● AIM: Each entry below is to be given again word for word, with no pictures.

● RAW DATA:
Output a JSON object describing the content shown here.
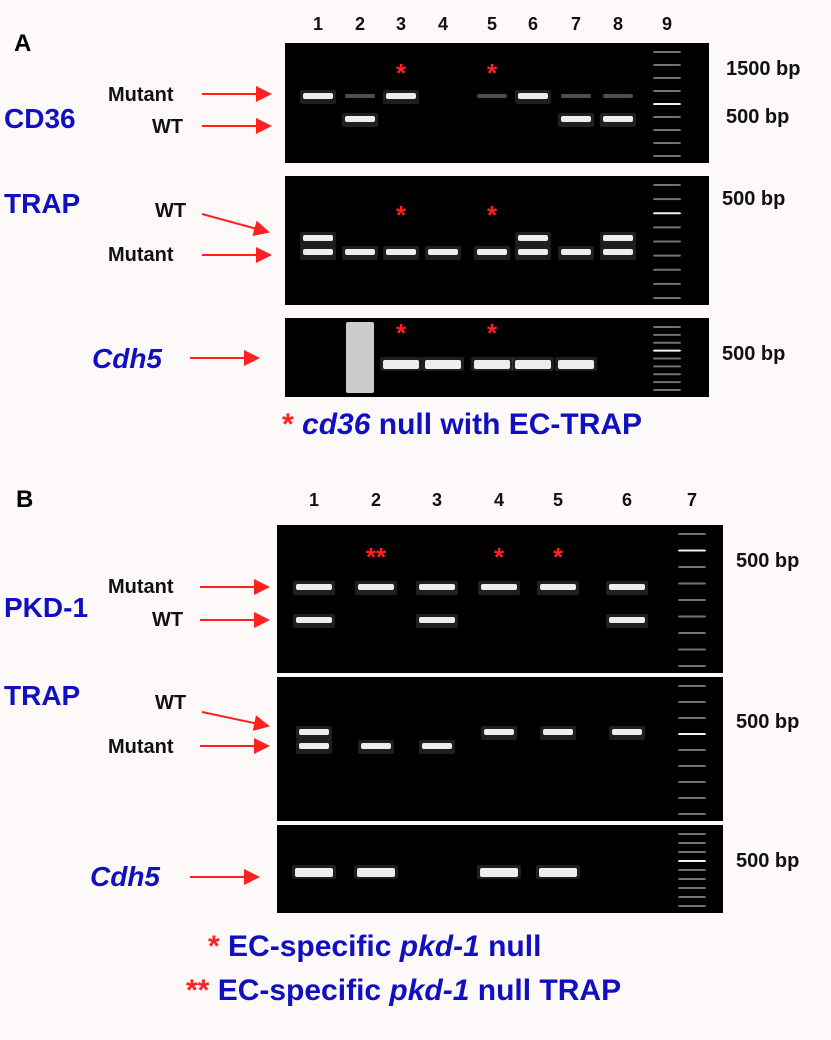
{
  "panel_a": {
    "label": "A",
    "lanes": [
      "1",
      "2",
      "3",
      "4",
      "5",
      "6",
      "7",
      "8",
      "9"
    ],
    "gels": [
      {
        "gene": "CD36",
        "italic": false,
        "band_labels": [
          "Mutant",
          "WT"
        ],
        "markers": [
          "1500 bp",
          "500 bp"
        ],
        "lanes": [
          [
            "mutant"
          ],
          [
            "wt",
            "mutant-faint"
          ],
          [
            "mutant"
          ],
          [],
          [
            "mutant-faint"
          ],
          [
            "mutant"
          ],
          [
            "wt",
            "mutant-faint"
          ],
          [
            "wt",
            "mutant-faint"
          ],
          [
            "ladder"
          ]
        ],
        "starred_lanes": [
          3,
          5
        ]
      },
      {
        "gene": "TRAP",
        "italic": false,
        "band_labels": [
          "WT",
          "Mutant"
        ],
        "markers": [
          "500 bp"
        ],
        "lanes": [
          [
            "wt",
            "mutant"
          ],
          [
            "mutant"
          ],
          [
            "mutant"
          ],
          [
            "mutant"
          ],
          [
            "mutant"
          ],
          [
            "wt",
            "mutant"
          ],
          [
            "mutant"
          ],
          [
            "wt",
            "mutant"
          ],
          [
            "ladder"
          ]
        ],
        "starred_lanes": [
          3,
          5
        ]
      },
      {
        "gene": "Cdh5",
        "italic": true,
        "band_labels": [],
        "markers": [
          "500 bp"
        ],
        "lanes": [
          [],
          [
            "smear"
          ],
          [
            "band"
          ],
          [
            "band"
          ],
          [
            "band"
          ],
          [
            "band"
          ],
          [
            "band"
          ],
          [],
          [
            "ladder"
          ]
        ],
        "starred_lanes": [
          3,
          5
        ]
      }
    ],
    "caption": {
      "star": "*",
      "italic": "cd36",
      "text": " null with EC-TRAP"
    }
  },
  "panel_b": {
    "label": "B",
    "lanes": [
      "1",
      "2",
      "3",
      "4",
      "5",
      "6",
      "7"
    ],
    "gels": [
      {
        "gene": "PKD-1",
        "italic": false,
        "band_labels": [
          "Mutant",
          "WT"
        ],
        "markers": [
          "500 bp"
        ],
        "lanes": [
          [
            "mutant",
            "wt"
          ],
          [
            "mutant"
          ],
          [
            "mutant",
            "wt"
          ],
          [
            "mutant"
          ],
          [
            "mutant"
          ],
          [
            "mutant",
            "wt"
          ],
          [
            "ladder"
          ]
        ],
        "stars": [
          {
            "lane": 2,
            "text": "**"
          },
          {
            "lane": 4,
            "text": "*"
          },
          {
            "lane": 5,
            "text": "*"
          }
        ]
      },
      {
        "gene": "TRAP",
        "italic": false,
        "band_labels": [
          "WT",
          "Mutant"
        ],
        "markers": [
          "500 bp"
        ],
        "lanes": [
          [
            "wt",
            "mutant"
          ],
          [
            "mutant"
          ],
          [
            "mutant"
          ],
          [
            "wt"
          ],
          [
            "wt"
          ],
          [
            "wt"
          ],
          [
            "ladder"
          ]
        ]
      },
      {
        "gene": "Cdh5",
        "italic": true,
        "band_labels": [],
        "markers": [
          "500 bp"
        ],
        "lanes": [
          [
            "band"
          ],
          [
            "band"
          ],
          [],
          [
            "band"
          ],
          [
            "band"
          ],
          [],
          [
            "ladder"
          ]
        ]
      }
    ],
    "captions": [
      {
        "star": "*",
        "pre": " EC-specific ",
        "italic": "pkd-1",
        "post": " null"
      },
      {
        "star": "**",
        "pre": " EC-specific ",
        "italic": "pkd-1",
        "post": " null TRAP"
      }
    ]
  },
  "colors": {
    "gene_label": "#1010c0",
    "star": "#ff2020",
    "arrow": "#ff2020",
    "gel_bg": "#000000"
  }
}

● SOLUTION TO THIS PROBLEM:
Output a JSON object describing the content shown here.
{
  "panel_a": {
    "label": "A",
    "lanes": [
      "1",
      "2",
      "3",
      "4",
      "5",
      "6",
      "7",
      "8",
      "9"
    ],
    "gels": [
      {
        "gene": "CD36",
        "italic": false,
        "band_labels": [
          "Mutant",
          "WT"
        ],
        "markers": [
          "1500 bp",
          "500 bp"
        ],
        "lanes": [
          [
            "mutant"
          ],
          [
            "wt",
            "mutant-faint"
          ],
          [
            "mutant"
          ],
          [],
          [
            "mutant-faint"
          ],
          [
            "mutant"
          ],
          [
            "wt",
            "mutant-faint"
          ],
          [
            "wt",
            "mutant-faint"
          ],
          [
            "ladder"
          ]
        ],
        "starred_lanes": [
          3,
          5
        ]
      },
      {
        "gene": "TRAP",
        "italic": false,
        "band_labels": [
          "WT",
          "Mutant"
        ],
        "markers": [
          "500 bp"
        ],
        "lanes": [
          [
            "wt",
            "mutant"
          ],
          [
            "mutant"
          ],
          [
            "mutant"
          ],
          [
            "mutant"
          ],
          [
            "mutant"
          ],
          [
            "wt",
            "mutant"
          ],
          [
            "mutant"
          ],
          [
            "wt",
            "mutant"
          ],
          [
            "ladder"
          ]
        ],
        "starred_lanes": [
          3,
          5
        ]
      },
      {
        "gene": "Cdh5",
        "italic": true,
        "band_labels": [],
        "markers": [
          "500 bp"
        ],
        "lanes": [
          [],
          [
            "smear"
          ],
          [
            "band"
          ],
          [
            "band"
          ],
          [
            "band"
          ],
          [
            "band"
          ],
          [
            "band"
          ],
          [],
          [
            "ladder"
          ]
        ],
        "starred_lanes": [
          3,
          5
        ]
      }
    ],
    "caption": {
      "star": "*",
      "italic": "cd36",
      "text": " null with EC-TRAP"
    }
  },
  "panel_b": {
    "label": "B",
    "lanes": [
      "1",
      "2",
      "3",
      "4",
      "5",
      "6",
      "7"
    ],
    "gels": [
      {
        "gene": "PKD-1",
        "italic": false,
        "band_labels": [
          "Mutant",
          "WT"
        ],
        "markers": [
          "500 bp"
        ],
        "lanes": [
          [
            "mutant",
            "wt"
          ],
          [
            "mutant"
          ],
          [
            "mutant",
            "wt"
          ],
          [
            "mutant"
          ],
          [
            "mutant"
          ],
          [
            "mutant",
            "wt"
          ],
          [
            "ladder"
          ]
        ],
        "stars": [
          {
            "lane": 2,
            "text": "**"
          },
          {
            "lane": 4,
            "text": "*"
          },
          {
            "lane": 5,
            "text": "*"
          }
        ]
      },
      {
        "gene": "TRAP",
        "italic": false,
        "band_labels": [
          "WT",
          "Mutant"
        ],
        "markers": [
          "500 bp"
        ],
        "lanes": [
          [
            "wt",
            "mutant"
          ],
          [
            "mutant"
          ],
          [
            "mutant"
          ],
          [
            "wt"
          ],
          [
            "wt"
          ],
          [
            "wt"
          ],
          [
            "ladder"
          ]
        ]
      },
      {
        "gene": "Cdh5",
        "italic": true,
        "band_labels": [],
        "markers": [
          "500 bp"
        ],
        "lanes": [
          [
            "band"
          ],
          [
            "band"
          ],
          [],
          [
            "band"
          ],
          [
            "band"
          ],
          [],
          [
            "ladder"
          ]
        ]
      }
    ],
    "captions": [
      {
        "star": "*",
        "pre": " EC-specific ",
        "italic": "pkd-1",
        "post": " null"
      },
      {
        "star": "**",
        "pre": " EC-specific ",
        "italic": "pkd-1",
        "post": " null TRAP"
      }
    ]
  },
  "colors": {
    "gene_label": "#1010c0",
    "star": "#ff2020",
    "arrow": "#ff2020",
    "gel_bg": "#000000"
  }
}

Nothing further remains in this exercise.